## Task input
>> START

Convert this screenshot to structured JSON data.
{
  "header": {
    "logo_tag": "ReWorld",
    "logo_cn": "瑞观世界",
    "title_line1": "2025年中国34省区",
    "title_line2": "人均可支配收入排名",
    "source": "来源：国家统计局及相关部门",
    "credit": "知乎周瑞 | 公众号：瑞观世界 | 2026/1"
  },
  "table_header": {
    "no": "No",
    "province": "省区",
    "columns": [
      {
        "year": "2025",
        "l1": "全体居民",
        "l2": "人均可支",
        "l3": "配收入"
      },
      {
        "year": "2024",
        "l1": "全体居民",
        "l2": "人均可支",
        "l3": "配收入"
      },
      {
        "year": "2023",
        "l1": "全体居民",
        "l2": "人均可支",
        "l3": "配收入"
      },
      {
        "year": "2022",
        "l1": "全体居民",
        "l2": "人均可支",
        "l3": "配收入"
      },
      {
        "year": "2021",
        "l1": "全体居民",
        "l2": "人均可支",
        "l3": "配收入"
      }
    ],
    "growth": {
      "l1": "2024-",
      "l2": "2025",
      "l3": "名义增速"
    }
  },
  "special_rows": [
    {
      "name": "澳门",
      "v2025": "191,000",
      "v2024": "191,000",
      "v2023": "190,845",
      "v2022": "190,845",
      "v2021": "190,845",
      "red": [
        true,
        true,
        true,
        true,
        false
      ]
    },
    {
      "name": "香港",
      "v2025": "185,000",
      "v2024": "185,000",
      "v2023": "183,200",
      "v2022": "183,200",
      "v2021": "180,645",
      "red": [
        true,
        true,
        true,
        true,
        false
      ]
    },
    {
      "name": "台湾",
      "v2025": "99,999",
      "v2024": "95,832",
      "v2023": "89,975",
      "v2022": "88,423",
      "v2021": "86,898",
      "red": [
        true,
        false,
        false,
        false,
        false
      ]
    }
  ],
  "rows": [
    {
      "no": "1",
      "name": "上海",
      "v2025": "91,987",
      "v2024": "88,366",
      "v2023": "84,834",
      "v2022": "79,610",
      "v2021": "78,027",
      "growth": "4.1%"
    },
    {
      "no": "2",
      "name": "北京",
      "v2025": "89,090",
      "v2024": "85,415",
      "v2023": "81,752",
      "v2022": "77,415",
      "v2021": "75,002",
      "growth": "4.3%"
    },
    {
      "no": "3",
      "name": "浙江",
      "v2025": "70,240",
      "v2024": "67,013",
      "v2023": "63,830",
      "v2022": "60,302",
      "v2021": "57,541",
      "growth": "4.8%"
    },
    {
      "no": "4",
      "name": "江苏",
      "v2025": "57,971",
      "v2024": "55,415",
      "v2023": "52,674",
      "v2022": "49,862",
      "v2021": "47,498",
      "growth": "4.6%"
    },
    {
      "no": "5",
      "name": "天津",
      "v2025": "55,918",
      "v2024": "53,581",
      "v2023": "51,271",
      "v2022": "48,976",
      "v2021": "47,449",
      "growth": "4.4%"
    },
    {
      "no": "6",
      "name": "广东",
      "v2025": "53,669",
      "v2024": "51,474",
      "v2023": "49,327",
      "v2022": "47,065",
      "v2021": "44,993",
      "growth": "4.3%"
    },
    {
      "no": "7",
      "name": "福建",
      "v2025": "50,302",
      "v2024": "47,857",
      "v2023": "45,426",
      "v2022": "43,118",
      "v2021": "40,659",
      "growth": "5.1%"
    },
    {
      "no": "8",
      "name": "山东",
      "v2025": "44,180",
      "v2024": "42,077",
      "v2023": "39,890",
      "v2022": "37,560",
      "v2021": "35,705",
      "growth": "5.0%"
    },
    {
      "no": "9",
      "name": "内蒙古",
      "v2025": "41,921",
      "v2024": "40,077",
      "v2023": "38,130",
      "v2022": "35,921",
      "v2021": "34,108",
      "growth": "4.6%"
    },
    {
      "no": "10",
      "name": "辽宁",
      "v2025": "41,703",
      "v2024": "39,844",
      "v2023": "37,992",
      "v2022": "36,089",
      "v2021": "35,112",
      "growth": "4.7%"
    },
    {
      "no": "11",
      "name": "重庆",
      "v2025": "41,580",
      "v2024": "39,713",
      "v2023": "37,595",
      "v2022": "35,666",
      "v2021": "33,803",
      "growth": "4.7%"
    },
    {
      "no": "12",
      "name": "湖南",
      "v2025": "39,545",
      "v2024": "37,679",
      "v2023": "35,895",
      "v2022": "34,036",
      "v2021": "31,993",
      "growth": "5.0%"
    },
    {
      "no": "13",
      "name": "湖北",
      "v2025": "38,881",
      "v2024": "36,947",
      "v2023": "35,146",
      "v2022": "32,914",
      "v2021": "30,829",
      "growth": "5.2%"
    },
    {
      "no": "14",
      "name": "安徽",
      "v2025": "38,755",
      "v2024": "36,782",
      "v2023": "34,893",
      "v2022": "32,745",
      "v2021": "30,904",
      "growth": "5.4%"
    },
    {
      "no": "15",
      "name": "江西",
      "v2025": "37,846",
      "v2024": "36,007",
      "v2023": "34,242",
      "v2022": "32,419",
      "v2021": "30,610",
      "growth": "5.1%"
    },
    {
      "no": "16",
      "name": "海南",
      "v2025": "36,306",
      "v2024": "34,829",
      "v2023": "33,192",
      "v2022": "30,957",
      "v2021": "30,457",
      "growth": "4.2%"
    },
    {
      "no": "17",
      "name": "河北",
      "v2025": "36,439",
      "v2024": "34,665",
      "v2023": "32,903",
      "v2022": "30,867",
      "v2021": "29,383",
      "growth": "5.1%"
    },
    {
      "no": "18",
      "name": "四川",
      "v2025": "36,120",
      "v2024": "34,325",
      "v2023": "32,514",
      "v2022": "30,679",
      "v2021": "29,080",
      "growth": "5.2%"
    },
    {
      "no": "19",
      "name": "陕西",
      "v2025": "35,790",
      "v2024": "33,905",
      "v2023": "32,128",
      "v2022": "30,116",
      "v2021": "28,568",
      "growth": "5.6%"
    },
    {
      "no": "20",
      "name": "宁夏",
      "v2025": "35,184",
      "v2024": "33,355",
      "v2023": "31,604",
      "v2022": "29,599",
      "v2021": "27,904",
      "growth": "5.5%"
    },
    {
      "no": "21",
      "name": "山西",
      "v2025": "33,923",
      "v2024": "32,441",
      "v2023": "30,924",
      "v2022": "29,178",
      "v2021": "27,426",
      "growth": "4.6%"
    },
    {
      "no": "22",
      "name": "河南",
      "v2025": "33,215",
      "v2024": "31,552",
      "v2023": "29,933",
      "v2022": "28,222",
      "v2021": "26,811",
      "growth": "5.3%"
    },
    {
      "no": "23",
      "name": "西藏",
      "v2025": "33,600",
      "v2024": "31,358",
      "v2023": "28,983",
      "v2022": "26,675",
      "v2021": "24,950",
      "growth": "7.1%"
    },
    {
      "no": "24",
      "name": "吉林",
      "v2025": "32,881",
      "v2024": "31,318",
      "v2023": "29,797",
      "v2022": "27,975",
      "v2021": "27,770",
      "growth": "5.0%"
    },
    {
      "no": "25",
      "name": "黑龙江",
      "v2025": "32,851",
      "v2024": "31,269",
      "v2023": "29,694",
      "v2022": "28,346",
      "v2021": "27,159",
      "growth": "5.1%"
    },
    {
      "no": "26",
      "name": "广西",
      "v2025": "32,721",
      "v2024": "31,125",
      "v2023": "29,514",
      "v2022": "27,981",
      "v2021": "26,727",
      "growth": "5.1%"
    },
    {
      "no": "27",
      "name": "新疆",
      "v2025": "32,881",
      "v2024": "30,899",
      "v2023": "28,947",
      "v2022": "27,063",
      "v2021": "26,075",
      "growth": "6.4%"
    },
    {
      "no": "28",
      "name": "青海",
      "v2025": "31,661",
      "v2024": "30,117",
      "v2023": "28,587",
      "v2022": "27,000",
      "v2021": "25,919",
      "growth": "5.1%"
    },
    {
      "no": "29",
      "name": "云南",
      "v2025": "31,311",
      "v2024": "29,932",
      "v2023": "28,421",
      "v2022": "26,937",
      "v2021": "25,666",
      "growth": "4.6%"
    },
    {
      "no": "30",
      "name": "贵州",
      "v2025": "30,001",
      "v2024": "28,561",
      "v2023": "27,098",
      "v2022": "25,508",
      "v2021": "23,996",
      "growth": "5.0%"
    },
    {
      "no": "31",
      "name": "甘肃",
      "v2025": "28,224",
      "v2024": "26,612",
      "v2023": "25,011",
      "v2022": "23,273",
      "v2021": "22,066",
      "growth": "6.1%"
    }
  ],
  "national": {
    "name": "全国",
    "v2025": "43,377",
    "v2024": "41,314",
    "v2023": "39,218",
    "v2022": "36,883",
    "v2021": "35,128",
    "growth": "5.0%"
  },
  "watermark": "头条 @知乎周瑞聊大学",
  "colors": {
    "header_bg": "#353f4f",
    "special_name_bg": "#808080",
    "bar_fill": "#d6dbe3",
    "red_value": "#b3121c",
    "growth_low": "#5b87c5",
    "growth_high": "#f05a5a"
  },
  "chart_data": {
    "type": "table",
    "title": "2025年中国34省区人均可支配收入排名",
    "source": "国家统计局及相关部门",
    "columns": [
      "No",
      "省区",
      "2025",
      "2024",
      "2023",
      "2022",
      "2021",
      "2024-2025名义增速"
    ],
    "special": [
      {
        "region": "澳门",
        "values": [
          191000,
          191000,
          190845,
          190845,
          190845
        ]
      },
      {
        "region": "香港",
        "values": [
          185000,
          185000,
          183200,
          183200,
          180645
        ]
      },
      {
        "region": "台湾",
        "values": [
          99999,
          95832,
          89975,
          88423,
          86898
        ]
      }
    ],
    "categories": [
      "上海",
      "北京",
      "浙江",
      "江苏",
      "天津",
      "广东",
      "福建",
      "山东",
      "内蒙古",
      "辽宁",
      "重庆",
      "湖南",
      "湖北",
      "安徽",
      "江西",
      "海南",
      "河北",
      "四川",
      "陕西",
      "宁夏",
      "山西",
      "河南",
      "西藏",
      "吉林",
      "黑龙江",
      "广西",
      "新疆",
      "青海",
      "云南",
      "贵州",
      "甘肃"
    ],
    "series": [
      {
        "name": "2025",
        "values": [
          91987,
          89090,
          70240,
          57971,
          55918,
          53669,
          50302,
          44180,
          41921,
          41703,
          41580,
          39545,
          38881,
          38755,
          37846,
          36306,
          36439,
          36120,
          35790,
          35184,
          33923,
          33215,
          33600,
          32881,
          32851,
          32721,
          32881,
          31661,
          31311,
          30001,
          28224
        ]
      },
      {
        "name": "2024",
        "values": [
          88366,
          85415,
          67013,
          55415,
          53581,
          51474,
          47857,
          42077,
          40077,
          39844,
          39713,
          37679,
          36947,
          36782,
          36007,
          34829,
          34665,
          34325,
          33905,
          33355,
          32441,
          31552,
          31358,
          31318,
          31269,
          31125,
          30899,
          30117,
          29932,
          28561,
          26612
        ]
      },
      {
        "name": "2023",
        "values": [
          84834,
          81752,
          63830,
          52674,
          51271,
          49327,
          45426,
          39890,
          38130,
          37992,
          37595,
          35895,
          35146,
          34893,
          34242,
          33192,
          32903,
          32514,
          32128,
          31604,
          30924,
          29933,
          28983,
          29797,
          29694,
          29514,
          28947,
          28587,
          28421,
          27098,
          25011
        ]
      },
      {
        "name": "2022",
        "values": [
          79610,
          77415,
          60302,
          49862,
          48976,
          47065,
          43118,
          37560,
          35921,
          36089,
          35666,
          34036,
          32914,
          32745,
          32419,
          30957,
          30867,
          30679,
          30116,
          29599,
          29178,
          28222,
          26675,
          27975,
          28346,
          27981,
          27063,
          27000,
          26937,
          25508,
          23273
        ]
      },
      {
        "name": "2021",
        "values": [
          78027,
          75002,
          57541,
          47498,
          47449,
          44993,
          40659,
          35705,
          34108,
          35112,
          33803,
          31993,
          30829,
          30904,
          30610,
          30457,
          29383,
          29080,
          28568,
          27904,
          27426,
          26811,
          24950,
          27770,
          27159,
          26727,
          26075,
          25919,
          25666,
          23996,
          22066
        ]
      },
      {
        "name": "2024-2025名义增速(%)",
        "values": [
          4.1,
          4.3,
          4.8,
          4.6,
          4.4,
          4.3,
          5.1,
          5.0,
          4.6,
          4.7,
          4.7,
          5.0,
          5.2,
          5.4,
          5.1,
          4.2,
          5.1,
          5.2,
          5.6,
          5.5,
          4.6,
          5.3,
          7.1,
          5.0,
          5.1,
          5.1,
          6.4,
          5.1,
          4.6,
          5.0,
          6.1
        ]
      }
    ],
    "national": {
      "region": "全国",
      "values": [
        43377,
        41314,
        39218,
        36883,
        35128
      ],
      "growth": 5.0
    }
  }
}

>> END

## Aim
Find and copy each line above that includes the string "source".

## Result for this task
    "source": "来源：国家统计局及相关部门",
    "source": "国家统计局及相关部门",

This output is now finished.